### [Problem]
For the data below, work out how many lines contain the word "Adjusted" and supply only that number.

### [Data listing]

>> start

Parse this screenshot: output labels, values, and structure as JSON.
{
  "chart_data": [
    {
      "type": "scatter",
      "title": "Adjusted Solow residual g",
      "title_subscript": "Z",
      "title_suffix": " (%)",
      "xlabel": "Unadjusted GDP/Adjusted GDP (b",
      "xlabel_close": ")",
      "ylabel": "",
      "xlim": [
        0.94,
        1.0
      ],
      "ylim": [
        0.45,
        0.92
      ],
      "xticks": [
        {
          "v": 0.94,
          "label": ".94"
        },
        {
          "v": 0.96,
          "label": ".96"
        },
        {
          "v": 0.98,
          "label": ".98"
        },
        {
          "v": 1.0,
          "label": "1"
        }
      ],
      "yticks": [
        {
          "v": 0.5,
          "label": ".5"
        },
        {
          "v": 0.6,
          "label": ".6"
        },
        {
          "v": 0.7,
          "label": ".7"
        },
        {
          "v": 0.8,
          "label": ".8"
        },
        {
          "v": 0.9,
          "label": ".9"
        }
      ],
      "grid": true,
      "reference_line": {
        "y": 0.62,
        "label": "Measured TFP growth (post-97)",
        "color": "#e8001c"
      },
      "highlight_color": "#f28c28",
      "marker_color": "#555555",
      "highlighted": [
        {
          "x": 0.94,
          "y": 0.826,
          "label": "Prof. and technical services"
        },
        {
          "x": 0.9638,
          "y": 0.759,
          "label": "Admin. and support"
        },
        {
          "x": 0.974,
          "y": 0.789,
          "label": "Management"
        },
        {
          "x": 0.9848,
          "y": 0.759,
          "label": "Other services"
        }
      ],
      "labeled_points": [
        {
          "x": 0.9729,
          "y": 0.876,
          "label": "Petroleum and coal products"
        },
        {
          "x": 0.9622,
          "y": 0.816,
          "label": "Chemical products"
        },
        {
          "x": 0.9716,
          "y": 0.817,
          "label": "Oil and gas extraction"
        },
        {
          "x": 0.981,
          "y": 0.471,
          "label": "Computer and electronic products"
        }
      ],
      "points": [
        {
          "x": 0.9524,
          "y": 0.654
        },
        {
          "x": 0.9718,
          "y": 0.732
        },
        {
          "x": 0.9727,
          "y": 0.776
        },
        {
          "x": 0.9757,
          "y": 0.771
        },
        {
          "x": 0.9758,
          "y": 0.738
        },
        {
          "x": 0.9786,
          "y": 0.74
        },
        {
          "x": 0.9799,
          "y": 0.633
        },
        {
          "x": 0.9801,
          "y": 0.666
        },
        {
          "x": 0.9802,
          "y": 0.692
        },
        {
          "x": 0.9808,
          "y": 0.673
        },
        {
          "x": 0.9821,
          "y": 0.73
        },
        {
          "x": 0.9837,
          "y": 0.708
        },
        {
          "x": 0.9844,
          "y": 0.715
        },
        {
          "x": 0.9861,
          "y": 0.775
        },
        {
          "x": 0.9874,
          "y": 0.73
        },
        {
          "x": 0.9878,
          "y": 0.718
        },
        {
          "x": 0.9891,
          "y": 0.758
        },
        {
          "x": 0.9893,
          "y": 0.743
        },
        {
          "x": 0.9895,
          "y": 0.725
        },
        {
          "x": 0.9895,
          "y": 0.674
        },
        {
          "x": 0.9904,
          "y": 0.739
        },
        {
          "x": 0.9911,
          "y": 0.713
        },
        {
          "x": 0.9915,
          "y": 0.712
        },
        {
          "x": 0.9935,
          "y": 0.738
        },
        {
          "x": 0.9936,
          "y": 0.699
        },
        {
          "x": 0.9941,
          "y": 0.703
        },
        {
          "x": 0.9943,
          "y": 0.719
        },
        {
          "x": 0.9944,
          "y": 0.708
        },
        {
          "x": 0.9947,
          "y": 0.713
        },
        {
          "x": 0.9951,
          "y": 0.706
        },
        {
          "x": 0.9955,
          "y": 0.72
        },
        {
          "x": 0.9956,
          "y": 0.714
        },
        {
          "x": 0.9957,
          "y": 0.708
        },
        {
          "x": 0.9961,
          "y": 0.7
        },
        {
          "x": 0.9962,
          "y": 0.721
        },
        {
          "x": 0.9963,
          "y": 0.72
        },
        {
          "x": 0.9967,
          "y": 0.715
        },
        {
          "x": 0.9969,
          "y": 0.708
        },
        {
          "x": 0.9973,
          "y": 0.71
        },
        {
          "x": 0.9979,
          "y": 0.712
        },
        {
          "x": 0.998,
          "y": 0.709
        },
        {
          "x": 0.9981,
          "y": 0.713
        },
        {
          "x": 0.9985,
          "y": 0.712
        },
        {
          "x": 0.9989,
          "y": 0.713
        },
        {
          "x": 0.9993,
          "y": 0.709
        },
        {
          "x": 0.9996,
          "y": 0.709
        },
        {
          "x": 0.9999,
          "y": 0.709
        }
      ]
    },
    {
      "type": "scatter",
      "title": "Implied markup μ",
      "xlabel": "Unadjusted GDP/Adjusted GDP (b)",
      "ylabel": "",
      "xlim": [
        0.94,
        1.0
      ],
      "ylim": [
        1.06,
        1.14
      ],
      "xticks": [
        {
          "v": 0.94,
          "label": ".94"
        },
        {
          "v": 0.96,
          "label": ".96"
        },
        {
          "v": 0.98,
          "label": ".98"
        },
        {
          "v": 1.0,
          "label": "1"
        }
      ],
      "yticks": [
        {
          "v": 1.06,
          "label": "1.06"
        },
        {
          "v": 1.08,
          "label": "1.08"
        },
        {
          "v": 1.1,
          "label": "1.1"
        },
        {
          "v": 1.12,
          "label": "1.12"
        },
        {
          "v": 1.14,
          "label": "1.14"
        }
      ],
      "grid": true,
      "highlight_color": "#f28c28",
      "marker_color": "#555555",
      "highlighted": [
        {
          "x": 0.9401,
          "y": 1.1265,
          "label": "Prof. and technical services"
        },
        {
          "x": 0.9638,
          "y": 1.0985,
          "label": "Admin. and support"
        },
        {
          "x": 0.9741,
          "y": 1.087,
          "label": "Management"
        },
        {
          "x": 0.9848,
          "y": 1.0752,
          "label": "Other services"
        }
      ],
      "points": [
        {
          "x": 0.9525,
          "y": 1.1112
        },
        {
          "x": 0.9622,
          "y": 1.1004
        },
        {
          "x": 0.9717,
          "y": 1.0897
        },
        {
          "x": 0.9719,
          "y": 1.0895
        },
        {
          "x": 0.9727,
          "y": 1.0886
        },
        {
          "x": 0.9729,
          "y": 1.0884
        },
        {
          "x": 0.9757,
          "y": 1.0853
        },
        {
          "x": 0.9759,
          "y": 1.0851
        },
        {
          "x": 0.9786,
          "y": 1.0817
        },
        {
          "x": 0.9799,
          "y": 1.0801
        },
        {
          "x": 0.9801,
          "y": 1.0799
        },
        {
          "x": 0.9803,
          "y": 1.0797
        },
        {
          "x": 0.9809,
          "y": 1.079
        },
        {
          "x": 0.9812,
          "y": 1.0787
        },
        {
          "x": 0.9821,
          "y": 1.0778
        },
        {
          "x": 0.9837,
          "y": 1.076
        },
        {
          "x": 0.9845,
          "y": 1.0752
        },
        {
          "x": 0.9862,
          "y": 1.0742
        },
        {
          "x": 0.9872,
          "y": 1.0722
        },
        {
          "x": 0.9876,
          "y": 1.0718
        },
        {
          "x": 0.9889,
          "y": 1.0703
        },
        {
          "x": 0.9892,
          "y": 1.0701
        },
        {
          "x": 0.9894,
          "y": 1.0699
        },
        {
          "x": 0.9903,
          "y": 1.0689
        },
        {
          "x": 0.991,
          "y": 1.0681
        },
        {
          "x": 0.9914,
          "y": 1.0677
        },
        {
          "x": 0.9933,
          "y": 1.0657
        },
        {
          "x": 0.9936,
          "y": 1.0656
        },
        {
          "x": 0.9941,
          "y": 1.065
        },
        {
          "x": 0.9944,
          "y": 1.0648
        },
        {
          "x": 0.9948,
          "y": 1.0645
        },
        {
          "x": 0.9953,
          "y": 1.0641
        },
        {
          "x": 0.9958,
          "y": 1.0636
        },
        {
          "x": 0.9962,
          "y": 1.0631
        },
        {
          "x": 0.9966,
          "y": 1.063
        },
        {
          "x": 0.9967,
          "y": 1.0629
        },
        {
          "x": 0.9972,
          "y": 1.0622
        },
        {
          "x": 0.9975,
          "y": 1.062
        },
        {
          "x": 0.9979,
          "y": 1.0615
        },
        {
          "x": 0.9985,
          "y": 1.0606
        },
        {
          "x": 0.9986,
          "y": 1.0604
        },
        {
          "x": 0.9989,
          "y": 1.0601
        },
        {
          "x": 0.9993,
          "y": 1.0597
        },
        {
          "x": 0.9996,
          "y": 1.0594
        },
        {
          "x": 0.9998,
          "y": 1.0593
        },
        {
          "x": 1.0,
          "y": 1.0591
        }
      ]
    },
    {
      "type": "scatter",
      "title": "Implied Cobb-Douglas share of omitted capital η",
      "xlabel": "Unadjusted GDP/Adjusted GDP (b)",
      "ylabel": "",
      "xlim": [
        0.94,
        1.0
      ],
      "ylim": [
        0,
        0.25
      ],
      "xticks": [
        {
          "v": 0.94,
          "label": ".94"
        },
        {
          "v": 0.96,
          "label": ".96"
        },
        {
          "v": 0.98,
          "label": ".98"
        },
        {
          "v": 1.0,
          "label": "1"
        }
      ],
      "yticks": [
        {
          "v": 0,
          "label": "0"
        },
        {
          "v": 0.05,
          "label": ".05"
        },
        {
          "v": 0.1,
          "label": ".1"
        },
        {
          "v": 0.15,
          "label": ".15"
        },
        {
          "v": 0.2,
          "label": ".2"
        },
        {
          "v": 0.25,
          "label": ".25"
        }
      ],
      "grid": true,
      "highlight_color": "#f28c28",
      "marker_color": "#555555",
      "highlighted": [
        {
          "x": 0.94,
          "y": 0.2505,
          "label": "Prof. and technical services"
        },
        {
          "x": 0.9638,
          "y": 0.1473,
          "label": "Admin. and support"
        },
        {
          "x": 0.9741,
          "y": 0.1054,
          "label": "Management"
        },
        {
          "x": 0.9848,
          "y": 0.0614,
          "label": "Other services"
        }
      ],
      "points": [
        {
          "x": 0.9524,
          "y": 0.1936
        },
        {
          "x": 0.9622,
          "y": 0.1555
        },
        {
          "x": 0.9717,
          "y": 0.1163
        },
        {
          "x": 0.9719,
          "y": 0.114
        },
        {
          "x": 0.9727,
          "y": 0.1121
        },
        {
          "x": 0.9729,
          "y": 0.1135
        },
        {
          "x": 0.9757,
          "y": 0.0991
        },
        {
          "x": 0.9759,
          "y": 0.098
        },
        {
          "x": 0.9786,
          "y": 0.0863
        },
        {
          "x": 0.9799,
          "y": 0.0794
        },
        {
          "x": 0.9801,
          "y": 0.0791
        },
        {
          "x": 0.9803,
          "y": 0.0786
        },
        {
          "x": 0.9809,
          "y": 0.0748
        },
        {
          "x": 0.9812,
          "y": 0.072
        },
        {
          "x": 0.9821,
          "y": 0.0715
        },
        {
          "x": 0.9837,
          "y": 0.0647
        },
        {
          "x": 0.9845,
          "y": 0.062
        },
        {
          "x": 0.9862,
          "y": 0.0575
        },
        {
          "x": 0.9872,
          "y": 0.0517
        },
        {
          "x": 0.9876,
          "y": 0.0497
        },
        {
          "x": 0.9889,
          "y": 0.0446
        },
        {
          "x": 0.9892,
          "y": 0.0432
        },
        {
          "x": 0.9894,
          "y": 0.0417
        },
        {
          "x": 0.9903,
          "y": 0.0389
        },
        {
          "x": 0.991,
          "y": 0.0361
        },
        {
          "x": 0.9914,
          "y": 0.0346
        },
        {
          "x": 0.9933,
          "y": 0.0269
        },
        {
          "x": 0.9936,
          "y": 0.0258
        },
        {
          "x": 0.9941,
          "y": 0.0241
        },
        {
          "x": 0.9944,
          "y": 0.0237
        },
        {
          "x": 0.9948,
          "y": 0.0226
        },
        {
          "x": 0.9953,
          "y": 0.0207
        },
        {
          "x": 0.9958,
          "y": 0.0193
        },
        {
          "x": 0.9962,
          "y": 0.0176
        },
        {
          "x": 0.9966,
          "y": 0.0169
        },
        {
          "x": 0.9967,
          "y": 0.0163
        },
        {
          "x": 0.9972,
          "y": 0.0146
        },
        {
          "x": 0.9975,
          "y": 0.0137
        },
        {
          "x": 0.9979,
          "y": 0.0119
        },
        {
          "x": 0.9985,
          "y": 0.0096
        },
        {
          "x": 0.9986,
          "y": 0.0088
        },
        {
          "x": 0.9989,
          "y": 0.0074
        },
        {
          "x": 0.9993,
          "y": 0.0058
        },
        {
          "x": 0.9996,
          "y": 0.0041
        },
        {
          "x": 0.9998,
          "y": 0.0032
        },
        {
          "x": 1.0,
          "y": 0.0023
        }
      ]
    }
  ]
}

>> end

### [Reply]
4